§ Passage to read

※ ※ ※

I usually don’t like resolutions or don’t like to make any resolutions. I work on goals and objections every day or month. I feel resolutions are just way to give excuse to yourself unless you really follow through and make it happen. I believe in KISS, “Keep it Simple, Sincere”. That’s right not Keep it simple stupid. It’s just creating simple goals and objectives with periodic milestones would help you get things accomplished easily compared to Resolutions. Being said, many people believe in New year resolutions and I just came across set of 15 resolutions published by WalletHub. Here are some for you to check it out,
Get Reacquainted with Your Finances: The first step toward financial improvement is to get the lay of the land. That means checking the status of all your financial accounts, taking stock of your assets and debts, and evaluating your monthly cash flow. This will enable you to identify particular areas that warrant improvement as well as evaluate if upgrading an account would be beneficial.
Not only are your financial needs bound to change from year to year, but there are also a number of interesting market developments that you would do well to take advantage of. For example, credit card companies are offering extremely lucrative sign-up perks – such as a $400 statement credit or 0% for 18 months – to new customers with above average credit standing. Online-only bank accounts now offer vastly superior terms to branch-based accounts as well, and you can save a lot of money by refinancing your mortgage in the current low-rate environment.
Make a Budget: Only 39% of adults have a budget, according to survey data from the National Foundation for Credit Counseling, which makes the fact that we are on pace to rack up at least $60 billion in credit card debt in 2014 and likely another $70 billion in 2015 a bit less surprising. Those statistics make the need to create and maintain a budget seem a bit more pressing, though, especially since we’ll be putting ourselves at risk of another recession if we keep overleveraging at this pace.

※ ※ ※

§ Collected material
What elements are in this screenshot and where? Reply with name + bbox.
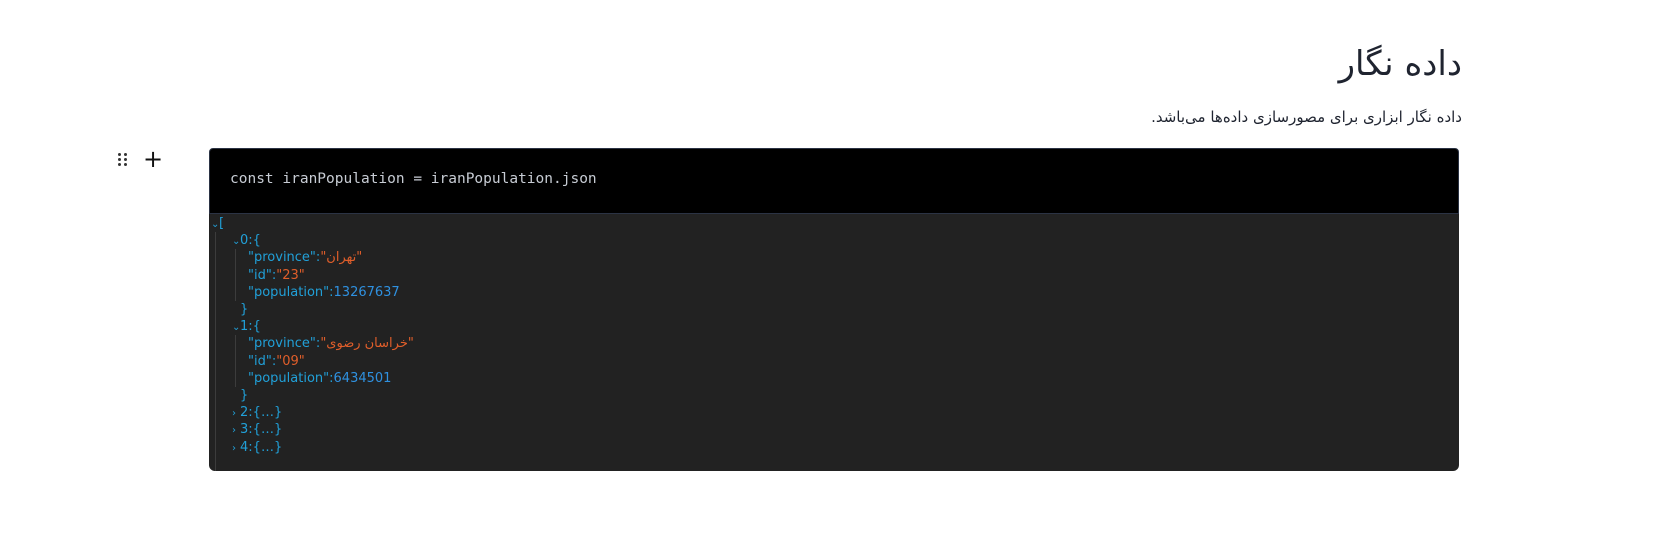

※ ※ ※

§ What to do
A) According to the post on New Year resolutions, what share of adults have a budget?
B) Sum up the post on New Year resolutions in two sentences.
The material is separate from the post on New Year resolutions.

§ Exercise results
A) Only 39% of adults.

B) The writer prefers simple goals and objectives with periodic milestones over resolutions, but shares some of the 15 New Year resolutions published by WalletHub. These include getting reacquainted with your finances by checking your accounts, assets, debts and monthly cash flow, and making a budget, since only 39% of adults have one while credit card debt is piling up.